Problem
Write every record out again exactly as given.

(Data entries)
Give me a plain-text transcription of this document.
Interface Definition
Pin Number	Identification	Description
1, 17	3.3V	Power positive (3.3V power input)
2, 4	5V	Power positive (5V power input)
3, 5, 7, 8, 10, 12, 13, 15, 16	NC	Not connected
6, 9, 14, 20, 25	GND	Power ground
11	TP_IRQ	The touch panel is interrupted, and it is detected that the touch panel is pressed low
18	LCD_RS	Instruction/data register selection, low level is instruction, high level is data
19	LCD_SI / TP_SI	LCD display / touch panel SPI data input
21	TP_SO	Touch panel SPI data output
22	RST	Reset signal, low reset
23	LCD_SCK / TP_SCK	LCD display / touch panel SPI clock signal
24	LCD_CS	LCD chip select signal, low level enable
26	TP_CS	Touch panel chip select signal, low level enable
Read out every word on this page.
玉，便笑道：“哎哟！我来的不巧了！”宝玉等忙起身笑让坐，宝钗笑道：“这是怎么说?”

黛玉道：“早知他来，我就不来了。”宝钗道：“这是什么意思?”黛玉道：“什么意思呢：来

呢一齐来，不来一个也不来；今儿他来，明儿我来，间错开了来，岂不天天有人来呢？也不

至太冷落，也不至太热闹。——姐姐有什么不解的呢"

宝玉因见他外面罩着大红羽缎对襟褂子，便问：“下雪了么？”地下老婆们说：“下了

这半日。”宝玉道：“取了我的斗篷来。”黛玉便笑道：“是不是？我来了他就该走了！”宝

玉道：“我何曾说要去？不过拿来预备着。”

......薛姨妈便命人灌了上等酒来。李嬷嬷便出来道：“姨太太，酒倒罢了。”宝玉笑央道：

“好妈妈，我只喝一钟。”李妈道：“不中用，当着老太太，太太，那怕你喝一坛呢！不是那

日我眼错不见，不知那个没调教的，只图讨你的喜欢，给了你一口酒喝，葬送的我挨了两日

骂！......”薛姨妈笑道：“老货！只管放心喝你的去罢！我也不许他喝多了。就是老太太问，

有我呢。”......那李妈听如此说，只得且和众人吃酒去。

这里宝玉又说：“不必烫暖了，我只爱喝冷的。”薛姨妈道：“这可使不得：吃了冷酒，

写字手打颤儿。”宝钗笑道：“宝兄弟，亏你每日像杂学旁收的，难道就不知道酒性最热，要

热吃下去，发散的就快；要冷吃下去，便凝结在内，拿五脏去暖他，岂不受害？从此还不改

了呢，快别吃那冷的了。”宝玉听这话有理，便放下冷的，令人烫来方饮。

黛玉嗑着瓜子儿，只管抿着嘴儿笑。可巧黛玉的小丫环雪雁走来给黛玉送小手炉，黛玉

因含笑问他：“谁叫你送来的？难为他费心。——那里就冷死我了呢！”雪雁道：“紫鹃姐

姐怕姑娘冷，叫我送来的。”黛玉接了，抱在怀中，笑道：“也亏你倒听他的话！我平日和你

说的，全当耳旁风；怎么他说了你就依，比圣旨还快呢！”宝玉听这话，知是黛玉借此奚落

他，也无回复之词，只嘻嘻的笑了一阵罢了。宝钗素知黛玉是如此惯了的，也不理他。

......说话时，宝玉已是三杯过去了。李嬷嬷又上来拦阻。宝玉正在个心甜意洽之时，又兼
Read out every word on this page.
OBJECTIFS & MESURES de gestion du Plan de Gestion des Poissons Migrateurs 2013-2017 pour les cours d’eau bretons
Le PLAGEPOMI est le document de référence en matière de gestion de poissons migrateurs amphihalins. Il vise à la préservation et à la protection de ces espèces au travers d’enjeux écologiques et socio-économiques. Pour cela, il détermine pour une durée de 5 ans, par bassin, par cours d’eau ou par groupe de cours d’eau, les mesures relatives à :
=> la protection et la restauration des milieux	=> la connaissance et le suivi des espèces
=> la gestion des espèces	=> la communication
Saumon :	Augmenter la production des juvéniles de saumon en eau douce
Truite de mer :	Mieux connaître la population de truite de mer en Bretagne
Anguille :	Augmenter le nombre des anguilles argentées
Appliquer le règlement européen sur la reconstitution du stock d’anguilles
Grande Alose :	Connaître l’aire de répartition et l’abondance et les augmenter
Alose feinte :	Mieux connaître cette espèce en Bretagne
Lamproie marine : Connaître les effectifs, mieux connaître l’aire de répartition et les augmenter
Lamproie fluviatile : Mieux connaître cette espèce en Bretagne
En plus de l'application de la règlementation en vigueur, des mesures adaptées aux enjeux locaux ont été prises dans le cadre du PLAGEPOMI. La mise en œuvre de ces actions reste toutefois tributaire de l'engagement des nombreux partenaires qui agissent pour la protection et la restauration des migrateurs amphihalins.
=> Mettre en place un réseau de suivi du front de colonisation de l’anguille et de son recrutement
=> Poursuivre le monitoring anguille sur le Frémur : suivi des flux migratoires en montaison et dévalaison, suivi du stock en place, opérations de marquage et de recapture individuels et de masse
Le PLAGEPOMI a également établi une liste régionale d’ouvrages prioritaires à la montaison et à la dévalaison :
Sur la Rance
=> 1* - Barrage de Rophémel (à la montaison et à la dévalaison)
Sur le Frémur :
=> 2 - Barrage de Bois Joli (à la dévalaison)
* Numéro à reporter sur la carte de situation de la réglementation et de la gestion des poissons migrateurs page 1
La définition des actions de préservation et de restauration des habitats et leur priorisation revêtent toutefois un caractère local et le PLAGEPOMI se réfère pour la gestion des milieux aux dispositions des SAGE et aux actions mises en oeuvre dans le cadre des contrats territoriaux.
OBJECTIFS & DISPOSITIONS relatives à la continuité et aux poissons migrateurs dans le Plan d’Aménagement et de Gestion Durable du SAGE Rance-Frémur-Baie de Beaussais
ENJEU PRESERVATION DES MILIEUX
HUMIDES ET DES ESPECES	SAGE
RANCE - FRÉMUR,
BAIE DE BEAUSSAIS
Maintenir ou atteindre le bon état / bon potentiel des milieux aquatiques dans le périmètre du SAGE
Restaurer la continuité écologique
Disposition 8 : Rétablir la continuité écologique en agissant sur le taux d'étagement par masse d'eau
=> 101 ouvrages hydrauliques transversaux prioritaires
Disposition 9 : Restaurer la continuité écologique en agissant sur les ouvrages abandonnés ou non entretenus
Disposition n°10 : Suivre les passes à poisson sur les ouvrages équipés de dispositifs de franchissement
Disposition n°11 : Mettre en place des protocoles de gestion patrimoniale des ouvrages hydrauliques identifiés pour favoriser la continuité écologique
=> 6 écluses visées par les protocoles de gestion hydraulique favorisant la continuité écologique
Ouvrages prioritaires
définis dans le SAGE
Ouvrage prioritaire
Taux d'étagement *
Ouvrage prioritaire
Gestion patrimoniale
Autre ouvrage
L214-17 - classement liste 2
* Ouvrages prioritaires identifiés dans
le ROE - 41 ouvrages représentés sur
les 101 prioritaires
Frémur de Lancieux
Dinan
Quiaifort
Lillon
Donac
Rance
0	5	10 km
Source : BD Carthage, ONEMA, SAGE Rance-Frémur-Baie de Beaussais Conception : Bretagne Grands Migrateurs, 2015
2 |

Written reply
Give me a plain-text transcription of this document.
Interface Definition
Pin Number	Identification	Description
1, 17	3.3V	Power positive (3.3V power input)
2, 4	5V	Power positive (5V power input)
3, 5, 7, 8, 10, 12, 13, 15, 16	NC	Not connected
6, 9, 14, 20, 25	GND	Power ground
11	TP_IRQ	The touch panel is interrupted, and it is detected that the touch panel is pressed low
18	LCD_RS	Instruction/data register selection, low level is instruction, high level is data
19	LCD_SI / TP_SI	LCD display / touch panel SPI data input
21	TP_SO	Touch panel SPI data output
22	RST	Reset signal, low reset
23	LCD_SCK / TP_SCK	LCD display / touch panel SPI clock signal
24	LCD_CS	LCD chip select signal, low level enable
26	TP_CS	Touch panel chip select signal, low level enable
Read out every word on this page.
玉，便笑道：“哎哟！我来的不巧了！”宝玉等忙起身笑让坐，宝钗笑道：“这是怎么说?”

黛玉道：“早知他来，我就不来了。”宝钗道：“这是什么意思?”黛玉道：“什么意思呢：来

呢一齐来，不来一个也不来；今儿他来，明儿我来，间错开了来，岂不天天有人来呢？也不

至太冷落，也不至太热闹。——姐姐有什么不解的呢"

宝玉因见他外面罩着大红羽缎对襟褂子，便问：“下雪了么？”地下老婆们说：“下了

这半日。”宝玉道：“取了我的斗篷来。”黛玉便笑道：“是不是？我来了他就该走了！”宝

玉道：“我何曾说要去？不过拿来预备着。”

......薛姨妈便命人灌了上等酒来。李嬷嬷便出来道：“姨太太，酒倒罢了。”宝玉笑央道：

“好妈妈，我只喝一钟。”李妈道：“不中用，当着老太太，太太，那怕你喝一坛呢！不是那

日我眼错不见，不知那个没调教的，只图讨你的喜欢，给了你一口酒喝，葬送的我挨了两日

骂！......”薛姨妈笑道：“老货！只管放心喝你的去罢！我也不许他喝多了。就是老太太问，

有我呢。”......那李妈听如此说，只得且和众人吃酒去。

这里宝玉又说：“不必烫暖了，我只爱喝冷的。”薛姨妈道：“这可使不得：吃了冷酒，

写字手打颤儿。”宝钗笑道：“宝兄弟，亏你每日像杂学旁收的，难道就不知道酒性最热，要

热吃下去，发散的就快；要冷吃下去，便凝结在内，拿五脏去暖他，岂不受害？从此还不改

了呢，快别吃那冷的了。”宝玉听这话有理，便放下冷的，令人烫来方饮。

黛玉嗑着瓜子儿，只管抿着嘴儿笑。可巧黛玉的小丫环雪雁走来给黛玉送小手炉，黛玉

因含笑问他：“谁叫你送来的？难为他费心。——那里就冷死我了呢！”雪雁道：“紫鹃姐

姐怕姑娘冷，叫我送来的。”黛玉接了，抱在怀中，笑道：“也亏你倒听他的话！我平日和你

说的，全当耳旁风；怎么他说了你就依，比圣旨还快呢！”宝玉听这话，知是黛玉借此奚落

他，也无回复之词，只嘻嘻的笑了一阵罢了。宝钗素知黛玉是如此惯了的，也不理他。

......说话时，宝玉已是三杯过去了。李嬷嬷又上来拦阻。宝玉正在个心甜意洽之时，又兼
Read out every word on this page.
OBJECTIFS & MESURES de gestion du Plan de Gestion des Poissons Migrateurs 2013-2017 pour les cours d’eau bretons
Le PLAGEPOMI est le document de référence en matière de gestion de poissons migrateurs amphihalins. Il vise à la préservation et à la protection de ces espèces au travers d’enjeux écologiques et socio-économiques. Pour cela, il détermine pour une durée de 5 ans, par bassin, par cours d’eau ou par groupe de cours d’eau, les mesures relatives à :
=> la protection et la restauration des milieux	=> la connaissance et le suivi des espèces
=> la gestion des espèces	=> la communication
Saumon :	Augmenter la production des juvéniles de saumon en eau douce
Truite de mer :	Mieux connaître la population de truite de mer en Bretagne
Anguille :	Augmenter le nombre des anguilles argentées
Appliquer le règlement européen sur la reconstitution du stock d’anguilles
Grande Alose :	Connaître l’aire de répartition et l’abondance et les augmenter
Alose feinte :	Mieux connaître cette espèce en Bretagne
Lamproie marine : Connaître les effectifs, mieux connaître l’aire de répartition et les augmenter
Lamproie fluviatile : Mieux connaître cette espèce en Bretagne
En plus de l'application de la règlementation en vigueur, des mesures adaptées aux enjeux locaux ont été prises dans le cadre du PLAGEPOMI. La mise en œuvre de ces actions reste toutefois tributaire de l'engagement des nombreux partenaires qui agissent pour la protection et la restauration des migrateurs amphihalins.
=> Mettre en place un réseau de suivi du front de colonisation de l’anguille et de son recrutement
=> Poursuivre le monitoring anguille sur le Frémur : suivi des flux migratoires en montaison et dévalaison, suivi du stock en place, opérations de marquage et de recapture individuels et de masse
Le PLAGEPOMI a également établi une liste régionale d’ouvrages prioritaires à la montaison et à la dévalaison :
Sur la Rance
=> 1* - Barrage de Rophémel (à la montaison et à la dévalaison)
Sur le Frémur :
=> 2 - Barrage de Bois Joli (à la dévalaison)
* Numéro à reporter sur la carte de situation de la réglementation et de la gestion des poissons migrateurs page 1
La définition des actions de préservation et de restauration des habitats et leur priorisation revêtent toutefois un caractère local et le PLAGEPOMI se réfère pour la gestion des milieux aux dispositions des SAGE et aux actions mises en oeuvre dans le cadre des contrats territoriaux.
OBJECTIFS & DISPOSITIONS relatives à la continuité et aux poissons migrateurs dans le Plan d’Aménagement et de Gestion Durable du SAGE Rance-Frémur-Baie de Beaussais
ENJEU PRESERVATION DES MILIEUX
HUMIDES ET DES ESPECES	SAGE
RANCE - FRÉMUR,
BAIE DE BEAUSSAIS
Maintenir ou atteindre le bon état / bon potentiel des milieux aquatiques dans le périmètre du SAGE
Restaurer la continuité écologique
Disposition 8 : Rétablir la continuité écologique en agissant sur le taux d'étagement par masse d'eau
=> 101 ouvrages hydrauliques transversaux prioritaires
Disposition 9 : Restaurer la continuité écologique en agissant sur les ouvrages abandonnés ou non entretenus
Disposition n°10 : Suivre les passes à poisson sur les ouvrages équipés de dispositifs de franchissement
Disposition n°11 : Mettre en place des protocoles de gestion patrimoniale des ouvrages hydrauliques identifiés pour favoriser la continuité écologique
=> 6 écluses visées par les protocoles de gestion hydraulique favorisant la continuité écologique
Ouvrages prioritaires
définis dans le SAGE
Ouvrage prioritaire
Taux d'étagement *
Ouvrage prioritaire
Gestion patrimoniale
Autre ouvrage
L214-17 - classement liste 2
* Ouvrages prioritaires identifiés dans
le ROE - 41 ouvrages représentés sur
les 101 prioritaires
Frémur de Lancieux
Dinan
Quiaifort
Lillon
Donac
Rance
0	5	10 km
Source : BD Carthage, ONEMA, SAGE Rance-Frémur-Baie de Beaussais Conception : Bretagne Grands Migrateurs, 2015
2 |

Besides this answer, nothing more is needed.